— TASK BRIEF —
Return each entry exactly, omitting nothing.

— PROVIDED MATERIAL —
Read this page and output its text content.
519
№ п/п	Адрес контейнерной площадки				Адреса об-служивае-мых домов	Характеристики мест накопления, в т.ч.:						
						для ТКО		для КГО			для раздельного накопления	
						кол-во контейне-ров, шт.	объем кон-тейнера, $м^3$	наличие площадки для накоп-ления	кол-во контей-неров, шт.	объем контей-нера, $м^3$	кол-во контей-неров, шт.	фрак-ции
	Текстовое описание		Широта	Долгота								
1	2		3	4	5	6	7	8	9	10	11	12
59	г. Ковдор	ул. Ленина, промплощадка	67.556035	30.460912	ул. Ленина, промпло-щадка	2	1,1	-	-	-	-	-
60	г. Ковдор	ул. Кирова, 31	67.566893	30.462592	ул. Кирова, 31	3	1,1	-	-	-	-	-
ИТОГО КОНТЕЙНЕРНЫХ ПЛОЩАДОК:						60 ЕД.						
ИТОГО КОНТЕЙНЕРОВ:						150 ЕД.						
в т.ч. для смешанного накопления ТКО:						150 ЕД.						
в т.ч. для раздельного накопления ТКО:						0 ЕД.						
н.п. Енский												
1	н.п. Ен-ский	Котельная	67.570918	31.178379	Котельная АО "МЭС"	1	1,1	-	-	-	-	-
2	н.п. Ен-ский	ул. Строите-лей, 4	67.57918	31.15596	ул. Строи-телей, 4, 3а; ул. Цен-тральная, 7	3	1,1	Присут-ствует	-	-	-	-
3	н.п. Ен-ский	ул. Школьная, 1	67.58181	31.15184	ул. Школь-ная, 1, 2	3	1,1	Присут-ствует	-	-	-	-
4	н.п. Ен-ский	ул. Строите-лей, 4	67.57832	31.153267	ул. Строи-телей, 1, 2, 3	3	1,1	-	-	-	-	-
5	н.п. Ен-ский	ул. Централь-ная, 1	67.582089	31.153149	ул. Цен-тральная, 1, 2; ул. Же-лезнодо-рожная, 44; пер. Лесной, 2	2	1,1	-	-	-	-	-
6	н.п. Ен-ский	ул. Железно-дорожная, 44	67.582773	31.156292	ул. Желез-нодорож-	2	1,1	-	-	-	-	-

— EXERCISE RESPONSE —
Read this page and output its text content.
519
№ п/п	Адрес контейнерной площадки				Адреса об-служивае-мых домов	Характеристики мест накопления, в т.ч.:						
						для ТКО		для КГО			для раздельного накопления	
						кол-во контейне-ров, шт.	объем кон-тейнера, $м^3$	наличие площадки для накоп-ления	кол-во контей-неров, шт.	объем контей-нера, $м^3$	кол-во контей-неров, шт.	фрак-ции
	Текстовое описание		Широта	Долгота								
1	2		3	4	5	6	7	8	9	10	11	12
59	г. Ковдор	ул. Ленина, промплощадка	67.556035	30.460912	ул. Ленина, промпло-щадка	2	1,1	-	-	-	-	-
60	г. Ковдор	ул. Кирова, 31	67.566893	30.462592	ул. Кирова, 31	3	1,1	-	-	-	-	-
ИТОГО КОНТЕЙНЕРНЫХ ПЛОЩАДОК:						60 ЕД.						
ИТОГО КОНТЕЙНЕРОВ:						150 ЕД.						
в т.ч. для смешанного накопления ТКО:						150 ЕД.						
в т.ч. для раздельного накопления ТКО:						0 ЕД.						
н.п. Енский												
1	н.п. Ен-ский	Котельная	67.570918	31.178379	Котельная АО "МЭС"	1	1,1	-	-	-	-	-
2	н.п. Ен-ский	ул. Строите-лей, 4	67.57918	31.15596	ул. Строи-телей, 4, 3а; ул. Цен-тральная, 7	3	1,1	Присут-ствует	-	-	-	-
3	н.п. Ен-ский	ул. Школьная, 1	67.58181	31.15184	ул. Школь-ная, 1, 2	3	1,1	Присут-ствует	-	-	-	-
4	н.п. Ен-ский	ул. Строите-лей, 4	67.57832	31.153267	ул. Строи-телей, 1, 2, 3	3	1,1	-	-	-	-	-
5	н.п. Ен-ский	ул. Централь-ная, 1	67.582089	31.153149	ул. Цен-тральная, 1, 2; ул. Же-лезнодо-рожная, 44; пер. Лесной, 2	2	1,1	-	-	-	-	-
6	н.п. Ен-ский	ул. Железно-дорожная, 44	67.582773	31.156292	ул. Желез-нодорож-	2	1,1	-	-	-	-	-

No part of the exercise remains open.